#### Data extract ####

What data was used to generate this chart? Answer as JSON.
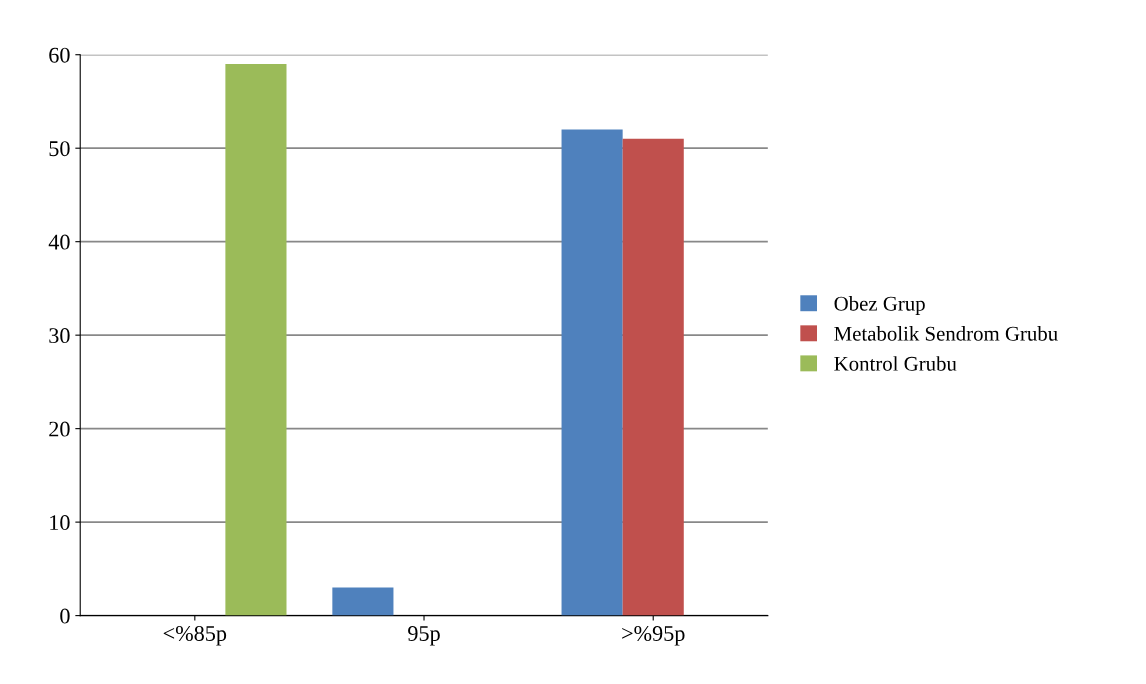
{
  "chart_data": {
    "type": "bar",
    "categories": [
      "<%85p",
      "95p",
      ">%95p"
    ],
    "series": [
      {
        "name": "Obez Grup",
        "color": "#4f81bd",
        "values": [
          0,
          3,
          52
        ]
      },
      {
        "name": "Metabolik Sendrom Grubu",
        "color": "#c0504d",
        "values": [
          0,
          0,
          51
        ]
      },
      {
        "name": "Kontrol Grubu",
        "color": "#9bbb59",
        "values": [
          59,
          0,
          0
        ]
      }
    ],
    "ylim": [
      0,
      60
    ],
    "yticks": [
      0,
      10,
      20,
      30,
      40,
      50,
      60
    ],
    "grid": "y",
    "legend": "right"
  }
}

####

▶ **Exercise prompt**
Reproduce the whole listing above word for word, but not its pictures.

▶ **Correct response**
What data was used to generate this chart? Answer as JSON.
{
  "chart_data": {
    "type": "bar",
    "categories": [
      "<%85p",
      "95p",
      ">%95p"
    ],
    "series": [
      {
        "name": "Obez Grup",
        "color": "#4f81bd",
        "values": [
          0,
          3,
          52
        ]
      },
      {
        "name": "Metabolik Sendrom Grubu",
        "color": "#c0504d",
        "values": [
          0,
          0,
          51
        ]
      },
      {
        "name": "Kontrol Grubu",
        "color": "#9bbb59",
        "values": [
          59,
          0,
          0
        ]
      }
    ],
    "ylim": [
      0,
      60
    ],
    "yticks": [
      0,
      10,
      20,
      30,
      40,
      50,
      60
    ],
    "grid": "y",
    "legend": "right"
  }
}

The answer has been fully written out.